**Exercise prompt:**
Reproduce all of the records below verbatim and leave out the pictures.

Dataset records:

-- Begin --

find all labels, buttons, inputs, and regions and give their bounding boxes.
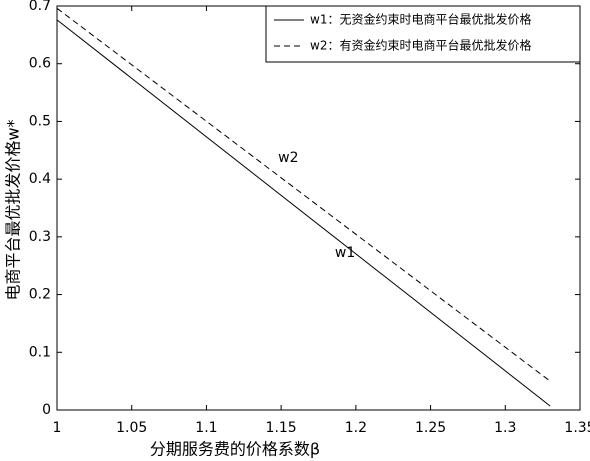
legend-label: w1：无资金约束时电商平台最优批发价格 — [310, 12, 531, 27]
x-tick-label: 1.05 — [116, 420, 147, 436]
y-tick-label: 0.1 — [29, 344, 51, 360]
x-tick-label: 1.35 — [564, 420, 590, 436]
y-tick-label: 0.5 — [29, 113, 51, 129]
legend-label: w2：有资金约束时电商平台最优批发价格 — [310, 38, 531, 53]
line — [56, 7, 551, 382]
y-axis-label: 电商平台最优批发价格w* — [4, 119, 23, 300]
plot-area — [56, 5, 581, 411]
y-tick-label: 0.6 — [29, 56, 51, 72]
x-axis-label: 分期服务费的价格系数β — [150, 440, 320, 459]
y-tick-label: 0.3 — [29, 229, 51, 245]
x-tick-label: 1.3 — [494, 420, 516, 436]
y-tick-label: 0.2 — [29, 287, 51, 303]
annotation: w1 — [335, 245, 355, 261]
x-tick-label: 1.2 — [345, 420, 367, 436]
legend-box — [265, 5, 581, 63]
y-tick-label: 0 — [42, 402, 51, 418]
x-tick-label: 1.25 — [415, 420, 446, 436]
annotation: w2 — [278, 150, 298, 166]
x-tick-label: 1.15 — [266, 420, 297, 436]
line — [56, 19, 551, 407]
y-tick-label: 0.4 — [29, 171, 51, 187]
x-tick-label: 1.1 — [195, 420, 217, 436]
x-tick-label: 1 — [53, 420, 62, 436]
y-tick-label: 0.7 — [29, 0, 51, 14]
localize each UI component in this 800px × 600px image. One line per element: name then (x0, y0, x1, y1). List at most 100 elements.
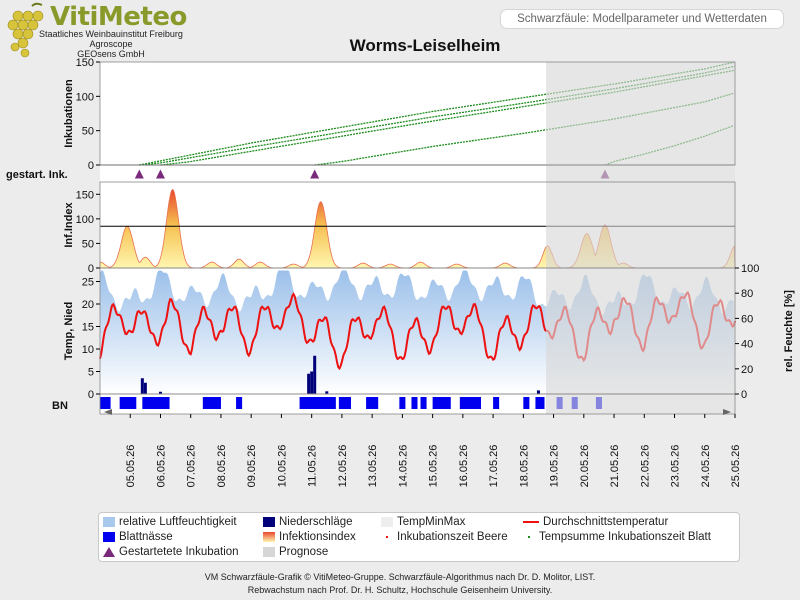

-- End --

**Result for this exercise:**
find all labels, buttons, inputs, and regions and give their bounding boxes.
legend-label: w1：无资金约束时电商平台最优批发价格 — [310, 12, 531, 27]
x-tick-label: 1.05 — [116, 420, 147, 436]
y-tick-label: 0.1 — [29, 344, 51, 360]
x-tick-label: 1.35 — [564, 420, 590, 436]
y-tick-label: 0.5 — [29, 113, 51, 129]
legend-label: w2：有资金约束时电商平台最优批发价格 — [310, 38, 531, 53]
line — [56, 7, 551, 382]
y-axis-label: 电商平台最优批发价格w* — [4, 119, 23, 300]
plot-area — [56, 5, 581, 411]
y-tick-label: 0.6 — [29, 56, 51, 72]
x-axis-label: 分期服务费的价格系数β — [150, 440, 320, 459]
y-tick-label: 0.3 — [29, 229, 51, 245]
x-tick-label: 1.3 — [494, 420, 516, 436]
y-tick-label: 0.2 — [29, 287, 51, 303]
annotation: w1 — [335, 245, 355, 261]
x-tick-label: 1.2 — [345, 420, 367, 436]
legend-box — [265, 5, 581, 63]
y-tick-label: 0 — [42, 402, 51, 418]
x-tick-label: 1.25 — [415, 420, 446, 436]
annotation: w2 — [278, 150, 298, 166]
x-tick-label: 1.15 — [266, 420, 297, 436]
line — [56, 19, 551, 407]
y-tick-label: 0.4 — [29, 171, 51, 187]
x-tick-label: 1.1 — [195, 420, 217, 436]
x-tick-label: 1 — [53, 420, 62, 436]
y-tick-label: 0.7 — [29, 0, 51, 14]
localize each UI component in this 800px × 600px image. One line per element: name then (x0, y0, x1, y1). List at most 100 elements.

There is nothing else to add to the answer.